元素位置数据
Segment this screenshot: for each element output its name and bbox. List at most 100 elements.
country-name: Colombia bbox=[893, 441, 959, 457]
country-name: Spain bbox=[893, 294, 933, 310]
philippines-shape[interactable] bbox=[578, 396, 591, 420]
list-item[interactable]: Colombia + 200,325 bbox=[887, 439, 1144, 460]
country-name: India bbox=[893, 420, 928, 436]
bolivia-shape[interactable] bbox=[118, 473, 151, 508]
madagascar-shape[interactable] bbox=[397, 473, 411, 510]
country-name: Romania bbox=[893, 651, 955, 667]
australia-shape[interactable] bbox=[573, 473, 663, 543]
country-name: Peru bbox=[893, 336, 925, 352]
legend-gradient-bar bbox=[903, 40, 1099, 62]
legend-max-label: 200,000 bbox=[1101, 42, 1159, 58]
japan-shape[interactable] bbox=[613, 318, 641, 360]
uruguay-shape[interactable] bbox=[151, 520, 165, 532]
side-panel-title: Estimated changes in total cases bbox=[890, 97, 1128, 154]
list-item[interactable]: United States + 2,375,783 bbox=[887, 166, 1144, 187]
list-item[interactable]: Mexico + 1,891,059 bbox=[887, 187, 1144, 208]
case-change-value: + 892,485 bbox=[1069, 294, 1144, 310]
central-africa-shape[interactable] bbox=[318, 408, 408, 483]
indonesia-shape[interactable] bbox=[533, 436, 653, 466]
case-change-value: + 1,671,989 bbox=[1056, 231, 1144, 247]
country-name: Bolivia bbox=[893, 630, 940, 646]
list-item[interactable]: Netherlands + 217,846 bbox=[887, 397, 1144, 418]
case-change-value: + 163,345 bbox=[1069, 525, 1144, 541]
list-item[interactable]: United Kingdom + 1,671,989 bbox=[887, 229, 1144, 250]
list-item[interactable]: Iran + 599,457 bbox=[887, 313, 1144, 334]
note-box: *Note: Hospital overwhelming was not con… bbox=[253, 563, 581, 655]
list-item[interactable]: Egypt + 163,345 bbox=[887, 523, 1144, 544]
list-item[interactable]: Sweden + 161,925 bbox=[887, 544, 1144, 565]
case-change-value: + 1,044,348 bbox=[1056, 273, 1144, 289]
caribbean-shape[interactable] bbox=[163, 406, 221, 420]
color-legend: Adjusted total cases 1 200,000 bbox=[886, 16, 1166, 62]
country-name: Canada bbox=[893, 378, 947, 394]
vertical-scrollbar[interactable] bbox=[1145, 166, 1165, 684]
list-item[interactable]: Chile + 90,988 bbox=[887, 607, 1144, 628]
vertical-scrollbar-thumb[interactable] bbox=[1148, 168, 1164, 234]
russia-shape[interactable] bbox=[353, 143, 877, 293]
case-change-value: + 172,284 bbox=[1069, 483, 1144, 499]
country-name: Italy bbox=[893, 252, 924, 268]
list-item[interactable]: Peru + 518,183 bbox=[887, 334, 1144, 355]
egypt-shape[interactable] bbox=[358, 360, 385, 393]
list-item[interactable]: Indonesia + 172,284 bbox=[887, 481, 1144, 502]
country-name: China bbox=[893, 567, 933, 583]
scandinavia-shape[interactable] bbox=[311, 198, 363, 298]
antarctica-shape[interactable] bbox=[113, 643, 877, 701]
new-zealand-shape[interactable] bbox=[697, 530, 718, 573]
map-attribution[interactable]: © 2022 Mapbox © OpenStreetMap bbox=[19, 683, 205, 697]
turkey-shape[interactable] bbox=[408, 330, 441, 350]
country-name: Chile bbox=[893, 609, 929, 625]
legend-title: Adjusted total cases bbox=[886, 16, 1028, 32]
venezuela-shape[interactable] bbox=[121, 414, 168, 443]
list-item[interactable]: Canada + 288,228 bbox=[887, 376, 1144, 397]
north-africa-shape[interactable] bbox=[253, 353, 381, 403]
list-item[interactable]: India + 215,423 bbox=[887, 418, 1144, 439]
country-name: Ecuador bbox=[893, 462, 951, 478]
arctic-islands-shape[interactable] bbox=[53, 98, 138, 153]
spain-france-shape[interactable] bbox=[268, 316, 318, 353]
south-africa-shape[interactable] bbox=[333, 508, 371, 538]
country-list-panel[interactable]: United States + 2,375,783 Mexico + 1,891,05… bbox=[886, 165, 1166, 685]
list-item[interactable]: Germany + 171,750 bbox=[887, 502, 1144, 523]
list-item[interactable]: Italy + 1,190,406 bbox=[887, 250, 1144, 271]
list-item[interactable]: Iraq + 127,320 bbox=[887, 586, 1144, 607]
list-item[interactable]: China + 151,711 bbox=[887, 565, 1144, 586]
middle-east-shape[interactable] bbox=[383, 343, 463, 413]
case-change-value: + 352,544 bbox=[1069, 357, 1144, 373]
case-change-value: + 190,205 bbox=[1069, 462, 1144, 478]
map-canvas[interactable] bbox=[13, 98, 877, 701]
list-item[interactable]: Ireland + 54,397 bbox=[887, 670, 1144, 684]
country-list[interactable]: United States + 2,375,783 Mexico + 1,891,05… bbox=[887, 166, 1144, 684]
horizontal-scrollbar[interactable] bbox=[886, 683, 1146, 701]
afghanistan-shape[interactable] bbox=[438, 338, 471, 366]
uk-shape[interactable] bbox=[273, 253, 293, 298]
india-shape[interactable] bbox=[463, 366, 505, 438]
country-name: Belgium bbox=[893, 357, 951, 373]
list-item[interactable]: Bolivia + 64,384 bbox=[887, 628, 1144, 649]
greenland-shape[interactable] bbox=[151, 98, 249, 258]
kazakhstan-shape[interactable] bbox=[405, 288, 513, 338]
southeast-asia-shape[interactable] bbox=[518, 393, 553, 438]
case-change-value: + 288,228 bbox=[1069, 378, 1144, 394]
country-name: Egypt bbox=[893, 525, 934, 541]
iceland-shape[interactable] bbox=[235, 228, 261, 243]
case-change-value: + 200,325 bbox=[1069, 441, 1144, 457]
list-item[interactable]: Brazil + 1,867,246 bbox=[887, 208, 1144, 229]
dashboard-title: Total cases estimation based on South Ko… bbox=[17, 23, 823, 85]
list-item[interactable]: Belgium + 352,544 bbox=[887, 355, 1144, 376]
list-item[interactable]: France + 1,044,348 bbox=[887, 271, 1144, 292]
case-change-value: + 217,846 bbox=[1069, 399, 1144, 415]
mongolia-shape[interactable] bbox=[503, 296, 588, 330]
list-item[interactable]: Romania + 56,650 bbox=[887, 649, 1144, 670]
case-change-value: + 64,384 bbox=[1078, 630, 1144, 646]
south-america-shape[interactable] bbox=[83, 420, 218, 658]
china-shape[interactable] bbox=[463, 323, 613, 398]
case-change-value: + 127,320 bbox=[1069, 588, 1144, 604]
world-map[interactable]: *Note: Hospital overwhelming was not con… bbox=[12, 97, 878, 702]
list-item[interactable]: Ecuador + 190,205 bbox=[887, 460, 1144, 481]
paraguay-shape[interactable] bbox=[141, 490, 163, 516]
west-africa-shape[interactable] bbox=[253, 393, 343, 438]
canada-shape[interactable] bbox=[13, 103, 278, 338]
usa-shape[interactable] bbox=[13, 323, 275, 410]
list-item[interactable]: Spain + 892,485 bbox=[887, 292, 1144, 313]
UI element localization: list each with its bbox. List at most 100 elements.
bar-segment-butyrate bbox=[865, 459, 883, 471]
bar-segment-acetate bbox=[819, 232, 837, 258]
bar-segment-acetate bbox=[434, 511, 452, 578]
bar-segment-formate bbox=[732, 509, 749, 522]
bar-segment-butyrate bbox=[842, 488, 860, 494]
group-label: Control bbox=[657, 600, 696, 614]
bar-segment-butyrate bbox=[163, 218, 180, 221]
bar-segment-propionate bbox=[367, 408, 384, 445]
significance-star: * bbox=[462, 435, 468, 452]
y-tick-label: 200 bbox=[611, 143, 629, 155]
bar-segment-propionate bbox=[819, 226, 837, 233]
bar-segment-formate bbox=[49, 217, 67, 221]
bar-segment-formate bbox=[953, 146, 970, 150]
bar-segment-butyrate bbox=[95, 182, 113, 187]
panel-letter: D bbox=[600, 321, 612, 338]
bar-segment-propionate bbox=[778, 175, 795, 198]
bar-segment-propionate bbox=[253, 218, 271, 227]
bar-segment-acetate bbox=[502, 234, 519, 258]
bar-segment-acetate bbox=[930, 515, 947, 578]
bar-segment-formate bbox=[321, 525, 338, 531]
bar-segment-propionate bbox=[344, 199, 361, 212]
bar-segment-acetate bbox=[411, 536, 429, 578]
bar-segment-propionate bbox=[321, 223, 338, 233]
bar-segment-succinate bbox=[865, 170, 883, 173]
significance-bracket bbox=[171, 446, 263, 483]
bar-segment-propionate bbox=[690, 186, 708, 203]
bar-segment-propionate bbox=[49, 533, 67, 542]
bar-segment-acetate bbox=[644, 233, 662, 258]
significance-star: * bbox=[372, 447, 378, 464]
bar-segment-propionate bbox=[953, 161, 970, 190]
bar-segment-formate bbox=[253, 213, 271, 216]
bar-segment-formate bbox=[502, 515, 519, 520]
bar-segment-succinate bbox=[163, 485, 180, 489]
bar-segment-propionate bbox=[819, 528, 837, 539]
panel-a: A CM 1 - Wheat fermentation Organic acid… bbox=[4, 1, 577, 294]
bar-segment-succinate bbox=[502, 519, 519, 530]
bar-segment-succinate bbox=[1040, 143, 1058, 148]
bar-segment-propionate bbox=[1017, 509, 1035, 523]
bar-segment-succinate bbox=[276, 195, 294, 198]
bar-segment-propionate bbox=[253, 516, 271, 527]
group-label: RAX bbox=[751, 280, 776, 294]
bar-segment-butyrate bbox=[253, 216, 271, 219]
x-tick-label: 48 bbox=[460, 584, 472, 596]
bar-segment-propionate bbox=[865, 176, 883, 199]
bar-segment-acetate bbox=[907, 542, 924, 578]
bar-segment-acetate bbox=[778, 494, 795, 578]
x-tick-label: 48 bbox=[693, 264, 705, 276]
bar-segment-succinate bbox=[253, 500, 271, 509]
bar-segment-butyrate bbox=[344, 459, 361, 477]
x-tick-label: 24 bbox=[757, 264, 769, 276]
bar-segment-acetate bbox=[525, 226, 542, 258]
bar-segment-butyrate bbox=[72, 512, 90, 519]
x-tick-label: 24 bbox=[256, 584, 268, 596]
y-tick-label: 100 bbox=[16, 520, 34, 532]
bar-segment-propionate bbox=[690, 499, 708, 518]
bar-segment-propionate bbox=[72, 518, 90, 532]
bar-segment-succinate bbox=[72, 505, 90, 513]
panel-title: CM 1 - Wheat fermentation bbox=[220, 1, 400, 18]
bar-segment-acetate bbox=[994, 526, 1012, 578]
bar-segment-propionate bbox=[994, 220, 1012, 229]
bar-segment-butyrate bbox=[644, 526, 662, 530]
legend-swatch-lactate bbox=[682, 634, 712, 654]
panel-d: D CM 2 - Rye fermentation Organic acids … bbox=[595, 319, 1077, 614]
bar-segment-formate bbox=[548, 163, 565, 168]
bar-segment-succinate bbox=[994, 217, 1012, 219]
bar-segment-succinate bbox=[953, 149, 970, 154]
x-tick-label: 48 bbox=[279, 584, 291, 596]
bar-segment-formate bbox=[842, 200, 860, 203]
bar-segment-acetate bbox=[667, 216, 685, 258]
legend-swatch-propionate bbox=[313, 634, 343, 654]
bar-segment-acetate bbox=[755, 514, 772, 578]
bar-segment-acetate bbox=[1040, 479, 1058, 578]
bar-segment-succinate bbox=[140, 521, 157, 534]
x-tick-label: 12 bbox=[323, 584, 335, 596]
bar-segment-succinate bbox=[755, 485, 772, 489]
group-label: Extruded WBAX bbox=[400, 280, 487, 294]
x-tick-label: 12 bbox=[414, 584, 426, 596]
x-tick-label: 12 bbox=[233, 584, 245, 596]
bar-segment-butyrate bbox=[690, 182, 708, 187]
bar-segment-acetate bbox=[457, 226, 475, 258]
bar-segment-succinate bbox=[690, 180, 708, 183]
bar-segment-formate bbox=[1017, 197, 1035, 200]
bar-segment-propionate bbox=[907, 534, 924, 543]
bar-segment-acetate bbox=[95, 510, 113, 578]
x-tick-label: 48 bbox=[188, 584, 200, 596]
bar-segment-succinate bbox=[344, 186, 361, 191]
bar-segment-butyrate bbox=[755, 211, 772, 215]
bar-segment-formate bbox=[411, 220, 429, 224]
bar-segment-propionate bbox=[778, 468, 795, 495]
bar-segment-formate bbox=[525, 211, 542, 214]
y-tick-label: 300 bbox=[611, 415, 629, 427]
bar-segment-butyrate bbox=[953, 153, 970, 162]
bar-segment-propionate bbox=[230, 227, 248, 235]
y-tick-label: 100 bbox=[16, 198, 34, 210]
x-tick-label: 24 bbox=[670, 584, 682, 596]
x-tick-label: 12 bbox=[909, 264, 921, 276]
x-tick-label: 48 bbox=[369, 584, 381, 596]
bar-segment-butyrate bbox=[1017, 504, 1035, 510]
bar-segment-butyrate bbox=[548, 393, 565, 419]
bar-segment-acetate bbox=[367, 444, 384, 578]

▸ **任务要求**
逐字复现列表中从开头直到包含“legend-gradient-bar bbox=[903, 40, 1099, 62]”的那一行为止的全部行，首尾两行均包括在内。

▸ **完整答案**
Segment this screenshot: for each element output its name and bbox. List at most 100 elements.
country-name: Colombia bbox=[893, 441, 959, 457]
country-name: Spain bbox=[893, 294, 933, 310]
philippines-shape[interactable] bbox=[578, 396, 591, 420]
list-item[interactable]: Colombia + 200,325 bbox=[887, 439, 1144, 460]
country-name: India bbox=[893, 420, 928, 436]
bolivia-shape[interactable] bbox=[118, 473, 151, 508]
madagascar-shape[interactable] bbox=[397, 473, 411, 510]
country-name: Romania bbox=[893, 651, 955, 667]
australia-shape[interactable] bbox=[573, 473, 663, 543]
country-name: Peru bbox=[893, 336, 925, 352]
legend-gradient-bar bbox=[903, 40, 1099, 62]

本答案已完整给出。